**Quoted passage**
+===+
And maybe begin thinking of the question that we started at, which is “what is a digital twin?” And beginning to try and craft a rubric, which is a word I really like right now, rubric, about how you would say something is a Digital Twin? Trying to get to a stage where you could say: “that thing is not a digital twin.”
Alex: It'd be a really great place to be. I think you're right there. I think it's such a broad subject. I think that the term digital twin, it's like the new Industry 4.0. It covers almost everything, depending on who you're talking to. And I think just very similarly to Industry 4.0, it started out as a very key core idea, and it's kind of drifted and grown into something bigger and more.
I think it is more marketing led now, actually, but there is still a core there of like what actually is it and what do you want to do with it that's important
Andrew: It's similar to AI. There is a core definition that has broadened out and out and out. And similar to industry 4.0 and AI is maybe what’s led to the drifting is that the core, right in the middle, is something useful and interesting. Something that's got people excited.
Alex: I think it's something useful, interesting, and extremely expensive and niche that's in the middle. And people have seen that and been like “wow, that looks good.” And then just naturally, because it's what we do as human beings, we've taken that core niche incredibly expensive thing and tried to make it less niche and less expensive, broadened it out.
Andrew: Well, yeah, when you hear Digital Twin, you think of this huge 3D platform that's making decisions for you. And yeah, of course, you want to ride that bandwagon, so you might end up calling your Power BI dashboard a Digital Twin, to try and get into that.
Alex: Yeah, exactly. I think that's a really, I think that's a good observation, right? It's a good place to start: is your Power BI dashboard a digital twin of your business? And there's a question behind all of that, which is, “is every digital twin essentially a model, a simulation of a physical object?”
What granularity or fidelity do you have to be at for it to warrant being an actual digital twin and not just a dashboard, or a report, or a model? Where do you tip over into that? How accurate or how much detail do you have to have in there for that to justify saying this is a digital twin?
Andrew: There's so many little bits in that statement you said. So many different ways that could break down the definition of a digital twin. The resolution, I think, is an interesting place to begin with. Because I think the resolution is a reason why you see a digital twin, in quotation marks, out in the wild, and go, “that's not a digital twin.” I think in a digital twin, the important word is twin. And it has to match something in reality.
So, I think a lot of the Digital twins you see don't perfectly match reality. They say “This is a digital twin of a city”, but it's not. It is a very specific part of a city. And I think that if I had to begin making a rubric, I might start there: you have to be a twin of something. You're not a “twin of a city”, you're the digital twin of the specific element of the energy grid of a city.
You know, it’s not a digital twin of a factory. You're a digital twin of the specific process inside of a factory, which is less exciting sounding, but I think more grounded in reality and realistic.
+===+
**Dataset extract**

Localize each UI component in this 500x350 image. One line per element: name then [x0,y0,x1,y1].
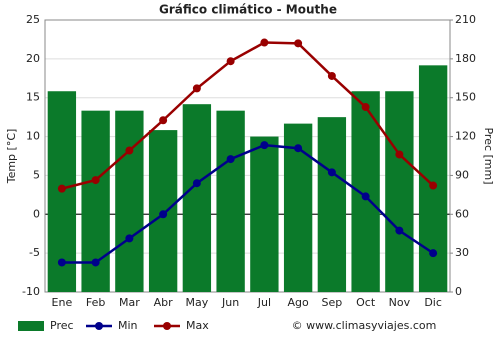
+===+
**Objectives**
A. Duplicate the stretch from "Alex: It'd be" through "bigger and more." in the digital twin conversation.
B. In the digital twin conversation, the question beginning "What granularity or fidelity do you have to be at" names things that an actual digital twin should not merely be. List all of them.

**Problem solutions**
A.
Alex: It'd be a really great place to be. I think you're right there. I think it's such a broad subject. I think that the term digital twin, it's like the new Industry 4.0. It covers almost everything, depending on who you're talking to. And I think just very similarly to Industry 4.0, it started out as a very key core idea, and it's kind of drifted and grown into something bigger and more.

B.
- a dashboard
- a report
- a model